> Written problem
Search the records for "long". Copy every line where it appears.
*** Listing ***
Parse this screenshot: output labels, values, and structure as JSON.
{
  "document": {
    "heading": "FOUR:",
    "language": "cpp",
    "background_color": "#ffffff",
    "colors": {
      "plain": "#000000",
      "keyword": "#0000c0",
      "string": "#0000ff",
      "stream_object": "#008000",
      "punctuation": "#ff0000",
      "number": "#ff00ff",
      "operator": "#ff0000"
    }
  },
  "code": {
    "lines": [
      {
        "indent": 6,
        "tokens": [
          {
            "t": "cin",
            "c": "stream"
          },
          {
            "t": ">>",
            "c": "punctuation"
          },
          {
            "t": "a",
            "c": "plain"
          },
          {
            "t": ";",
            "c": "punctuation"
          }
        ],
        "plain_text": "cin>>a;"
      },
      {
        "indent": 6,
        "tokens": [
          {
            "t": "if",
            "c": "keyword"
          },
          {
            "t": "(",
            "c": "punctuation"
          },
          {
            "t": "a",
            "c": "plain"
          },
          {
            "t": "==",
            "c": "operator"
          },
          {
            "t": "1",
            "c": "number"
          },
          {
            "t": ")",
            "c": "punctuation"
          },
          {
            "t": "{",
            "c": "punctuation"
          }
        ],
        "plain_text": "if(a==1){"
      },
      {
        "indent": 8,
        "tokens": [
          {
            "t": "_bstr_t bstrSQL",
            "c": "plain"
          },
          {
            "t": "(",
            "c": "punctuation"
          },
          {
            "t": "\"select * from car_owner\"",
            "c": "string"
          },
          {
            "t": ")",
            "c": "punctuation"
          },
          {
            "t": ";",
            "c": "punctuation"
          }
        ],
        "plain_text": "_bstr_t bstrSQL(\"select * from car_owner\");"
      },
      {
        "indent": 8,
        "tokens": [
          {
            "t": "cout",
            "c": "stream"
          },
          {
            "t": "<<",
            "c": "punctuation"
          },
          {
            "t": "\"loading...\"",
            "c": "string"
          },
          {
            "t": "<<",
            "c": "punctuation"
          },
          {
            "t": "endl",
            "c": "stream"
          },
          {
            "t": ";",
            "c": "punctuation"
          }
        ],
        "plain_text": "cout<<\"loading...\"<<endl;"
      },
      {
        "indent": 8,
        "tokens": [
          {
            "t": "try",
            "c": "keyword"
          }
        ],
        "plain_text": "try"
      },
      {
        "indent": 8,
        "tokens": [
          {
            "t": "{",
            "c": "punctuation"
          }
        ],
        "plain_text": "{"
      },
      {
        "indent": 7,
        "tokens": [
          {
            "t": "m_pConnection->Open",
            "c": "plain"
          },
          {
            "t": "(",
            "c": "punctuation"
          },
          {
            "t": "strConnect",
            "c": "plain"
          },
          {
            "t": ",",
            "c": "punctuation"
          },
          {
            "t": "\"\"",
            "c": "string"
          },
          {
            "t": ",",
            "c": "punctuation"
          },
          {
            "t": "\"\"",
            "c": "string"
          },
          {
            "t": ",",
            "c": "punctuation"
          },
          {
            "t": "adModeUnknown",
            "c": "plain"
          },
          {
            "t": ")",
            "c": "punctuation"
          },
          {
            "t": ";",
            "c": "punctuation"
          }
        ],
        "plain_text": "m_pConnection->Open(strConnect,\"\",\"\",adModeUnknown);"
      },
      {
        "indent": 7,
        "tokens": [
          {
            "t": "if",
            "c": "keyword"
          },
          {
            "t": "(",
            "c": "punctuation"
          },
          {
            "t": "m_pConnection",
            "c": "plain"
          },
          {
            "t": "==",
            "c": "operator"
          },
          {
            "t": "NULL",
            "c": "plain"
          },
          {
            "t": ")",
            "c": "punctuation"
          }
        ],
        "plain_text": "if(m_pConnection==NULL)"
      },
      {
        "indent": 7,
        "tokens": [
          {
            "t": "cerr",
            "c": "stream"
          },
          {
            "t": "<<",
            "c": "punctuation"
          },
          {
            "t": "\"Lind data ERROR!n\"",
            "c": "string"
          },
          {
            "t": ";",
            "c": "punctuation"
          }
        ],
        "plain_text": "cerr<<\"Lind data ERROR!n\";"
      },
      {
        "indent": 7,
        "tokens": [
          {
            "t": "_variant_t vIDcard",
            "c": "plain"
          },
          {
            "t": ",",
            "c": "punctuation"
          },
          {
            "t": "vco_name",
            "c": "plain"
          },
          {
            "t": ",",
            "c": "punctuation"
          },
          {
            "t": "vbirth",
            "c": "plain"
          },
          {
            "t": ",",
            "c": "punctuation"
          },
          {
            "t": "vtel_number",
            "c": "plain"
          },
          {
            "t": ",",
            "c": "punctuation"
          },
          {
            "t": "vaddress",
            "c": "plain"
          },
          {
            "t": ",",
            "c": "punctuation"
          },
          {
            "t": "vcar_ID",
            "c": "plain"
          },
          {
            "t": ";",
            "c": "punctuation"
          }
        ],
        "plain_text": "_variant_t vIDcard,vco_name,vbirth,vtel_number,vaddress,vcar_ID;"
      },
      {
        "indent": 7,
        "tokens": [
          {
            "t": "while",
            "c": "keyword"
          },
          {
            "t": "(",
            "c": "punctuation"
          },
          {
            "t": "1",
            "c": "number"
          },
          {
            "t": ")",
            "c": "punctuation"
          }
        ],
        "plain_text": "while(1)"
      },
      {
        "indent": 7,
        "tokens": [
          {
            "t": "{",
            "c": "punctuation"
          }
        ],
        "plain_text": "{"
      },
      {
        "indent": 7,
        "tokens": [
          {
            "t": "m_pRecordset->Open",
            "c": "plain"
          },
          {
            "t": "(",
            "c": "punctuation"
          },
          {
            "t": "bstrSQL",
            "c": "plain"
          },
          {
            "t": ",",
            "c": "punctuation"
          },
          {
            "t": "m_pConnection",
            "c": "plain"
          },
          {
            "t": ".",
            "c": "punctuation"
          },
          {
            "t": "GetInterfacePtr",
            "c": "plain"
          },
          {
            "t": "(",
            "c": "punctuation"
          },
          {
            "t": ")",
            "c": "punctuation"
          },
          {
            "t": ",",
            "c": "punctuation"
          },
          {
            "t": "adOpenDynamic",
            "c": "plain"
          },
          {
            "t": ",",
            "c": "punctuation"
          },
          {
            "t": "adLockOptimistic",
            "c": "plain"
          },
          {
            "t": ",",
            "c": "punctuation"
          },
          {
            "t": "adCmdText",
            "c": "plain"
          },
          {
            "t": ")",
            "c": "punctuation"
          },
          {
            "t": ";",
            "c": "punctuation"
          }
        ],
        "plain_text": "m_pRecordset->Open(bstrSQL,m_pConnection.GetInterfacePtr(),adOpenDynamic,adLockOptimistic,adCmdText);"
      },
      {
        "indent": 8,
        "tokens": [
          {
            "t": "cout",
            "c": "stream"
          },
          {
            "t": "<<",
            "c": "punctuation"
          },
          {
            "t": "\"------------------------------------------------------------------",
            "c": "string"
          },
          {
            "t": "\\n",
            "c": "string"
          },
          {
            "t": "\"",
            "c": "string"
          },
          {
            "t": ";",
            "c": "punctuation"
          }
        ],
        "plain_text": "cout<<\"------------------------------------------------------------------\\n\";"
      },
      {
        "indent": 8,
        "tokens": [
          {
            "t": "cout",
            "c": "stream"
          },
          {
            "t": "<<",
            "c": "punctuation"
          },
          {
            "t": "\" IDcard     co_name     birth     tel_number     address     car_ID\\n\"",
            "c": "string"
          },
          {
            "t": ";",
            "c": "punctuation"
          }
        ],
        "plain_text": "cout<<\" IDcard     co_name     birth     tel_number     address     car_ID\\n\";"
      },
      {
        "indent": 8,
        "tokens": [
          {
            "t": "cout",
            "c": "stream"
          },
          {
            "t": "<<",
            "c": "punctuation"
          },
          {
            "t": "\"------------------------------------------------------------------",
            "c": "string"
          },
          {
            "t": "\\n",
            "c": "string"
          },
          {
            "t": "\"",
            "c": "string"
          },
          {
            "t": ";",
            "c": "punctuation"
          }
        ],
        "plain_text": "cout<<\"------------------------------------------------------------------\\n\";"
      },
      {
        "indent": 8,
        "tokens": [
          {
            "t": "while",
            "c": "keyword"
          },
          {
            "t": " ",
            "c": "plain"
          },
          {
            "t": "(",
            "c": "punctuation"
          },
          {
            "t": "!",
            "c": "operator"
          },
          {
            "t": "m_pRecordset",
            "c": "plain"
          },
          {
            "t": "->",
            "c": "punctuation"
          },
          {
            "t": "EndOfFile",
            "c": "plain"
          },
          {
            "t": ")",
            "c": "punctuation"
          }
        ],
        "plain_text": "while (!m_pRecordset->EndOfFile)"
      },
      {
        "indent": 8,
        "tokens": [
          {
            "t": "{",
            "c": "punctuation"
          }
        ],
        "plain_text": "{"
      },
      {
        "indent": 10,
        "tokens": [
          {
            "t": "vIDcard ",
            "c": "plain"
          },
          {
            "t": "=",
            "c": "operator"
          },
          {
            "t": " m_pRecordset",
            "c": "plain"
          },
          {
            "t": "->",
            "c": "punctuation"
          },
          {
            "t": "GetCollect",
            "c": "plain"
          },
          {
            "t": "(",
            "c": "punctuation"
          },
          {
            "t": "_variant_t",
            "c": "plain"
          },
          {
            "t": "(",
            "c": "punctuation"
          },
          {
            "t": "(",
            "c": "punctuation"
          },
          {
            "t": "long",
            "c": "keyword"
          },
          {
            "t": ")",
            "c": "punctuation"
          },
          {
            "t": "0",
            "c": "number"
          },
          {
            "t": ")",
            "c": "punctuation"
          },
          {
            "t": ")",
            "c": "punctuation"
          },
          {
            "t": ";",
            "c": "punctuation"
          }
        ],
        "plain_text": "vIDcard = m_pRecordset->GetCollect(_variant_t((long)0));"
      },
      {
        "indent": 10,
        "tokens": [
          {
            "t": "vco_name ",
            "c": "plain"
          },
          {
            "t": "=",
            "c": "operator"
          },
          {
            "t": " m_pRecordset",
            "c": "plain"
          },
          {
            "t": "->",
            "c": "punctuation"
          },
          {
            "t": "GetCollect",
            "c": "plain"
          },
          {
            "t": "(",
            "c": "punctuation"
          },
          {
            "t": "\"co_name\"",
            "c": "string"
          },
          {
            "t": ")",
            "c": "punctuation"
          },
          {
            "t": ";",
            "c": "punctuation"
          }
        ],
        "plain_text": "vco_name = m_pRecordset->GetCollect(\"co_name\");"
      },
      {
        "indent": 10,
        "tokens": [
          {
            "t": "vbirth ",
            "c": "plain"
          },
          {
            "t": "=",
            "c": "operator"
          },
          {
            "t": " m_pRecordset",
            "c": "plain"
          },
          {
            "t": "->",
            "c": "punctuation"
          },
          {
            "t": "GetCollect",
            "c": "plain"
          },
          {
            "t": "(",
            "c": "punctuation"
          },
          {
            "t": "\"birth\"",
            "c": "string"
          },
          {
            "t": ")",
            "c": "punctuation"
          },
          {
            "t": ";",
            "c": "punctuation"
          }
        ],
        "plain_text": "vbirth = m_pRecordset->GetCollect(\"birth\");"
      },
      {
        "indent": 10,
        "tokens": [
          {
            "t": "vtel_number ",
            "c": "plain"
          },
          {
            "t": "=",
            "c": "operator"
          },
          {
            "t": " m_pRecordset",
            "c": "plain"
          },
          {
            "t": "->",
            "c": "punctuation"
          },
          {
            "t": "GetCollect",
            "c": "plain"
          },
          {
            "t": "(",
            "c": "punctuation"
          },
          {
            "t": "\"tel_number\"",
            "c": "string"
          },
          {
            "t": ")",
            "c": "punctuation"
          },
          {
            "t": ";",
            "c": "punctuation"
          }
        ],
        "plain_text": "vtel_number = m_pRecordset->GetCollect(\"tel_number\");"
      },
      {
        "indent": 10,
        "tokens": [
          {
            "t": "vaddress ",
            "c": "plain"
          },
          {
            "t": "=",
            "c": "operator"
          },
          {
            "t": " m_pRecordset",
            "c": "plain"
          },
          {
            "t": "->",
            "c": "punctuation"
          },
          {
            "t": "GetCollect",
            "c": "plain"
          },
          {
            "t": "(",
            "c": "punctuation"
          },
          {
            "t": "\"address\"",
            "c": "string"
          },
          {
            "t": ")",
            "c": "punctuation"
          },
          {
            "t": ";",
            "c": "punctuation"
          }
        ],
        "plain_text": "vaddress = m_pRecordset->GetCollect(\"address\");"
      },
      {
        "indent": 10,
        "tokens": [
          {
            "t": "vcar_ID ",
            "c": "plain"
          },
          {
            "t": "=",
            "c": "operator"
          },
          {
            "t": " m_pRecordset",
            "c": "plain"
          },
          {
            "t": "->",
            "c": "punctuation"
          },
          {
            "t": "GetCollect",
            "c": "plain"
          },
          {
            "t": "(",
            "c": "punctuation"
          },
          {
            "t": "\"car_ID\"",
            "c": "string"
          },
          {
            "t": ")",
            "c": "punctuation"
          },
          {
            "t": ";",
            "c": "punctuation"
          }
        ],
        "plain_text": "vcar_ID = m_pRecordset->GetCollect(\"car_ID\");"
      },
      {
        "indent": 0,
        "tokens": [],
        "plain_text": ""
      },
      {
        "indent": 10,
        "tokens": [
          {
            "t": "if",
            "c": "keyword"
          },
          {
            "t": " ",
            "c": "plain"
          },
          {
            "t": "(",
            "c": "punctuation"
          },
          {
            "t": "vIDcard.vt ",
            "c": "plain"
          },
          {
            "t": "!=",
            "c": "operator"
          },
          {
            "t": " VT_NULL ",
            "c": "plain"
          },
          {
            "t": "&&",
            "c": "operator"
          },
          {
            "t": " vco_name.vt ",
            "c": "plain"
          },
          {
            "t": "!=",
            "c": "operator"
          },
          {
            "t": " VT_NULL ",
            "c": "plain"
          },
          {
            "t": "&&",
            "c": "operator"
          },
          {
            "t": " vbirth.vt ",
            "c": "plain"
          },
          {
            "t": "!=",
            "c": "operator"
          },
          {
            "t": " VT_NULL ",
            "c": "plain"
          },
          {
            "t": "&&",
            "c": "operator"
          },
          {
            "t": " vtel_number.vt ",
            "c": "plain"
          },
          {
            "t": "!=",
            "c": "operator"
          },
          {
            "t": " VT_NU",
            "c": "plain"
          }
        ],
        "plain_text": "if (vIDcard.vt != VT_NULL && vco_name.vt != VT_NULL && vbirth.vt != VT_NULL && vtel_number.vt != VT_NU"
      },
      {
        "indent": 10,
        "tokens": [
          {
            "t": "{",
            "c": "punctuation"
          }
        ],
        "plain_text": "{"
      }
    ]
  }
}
***
> The response
            "t": "long",
        "plain_text": "vIDcard = m_pRecordset->GetCollect(_variant_t((long)0));"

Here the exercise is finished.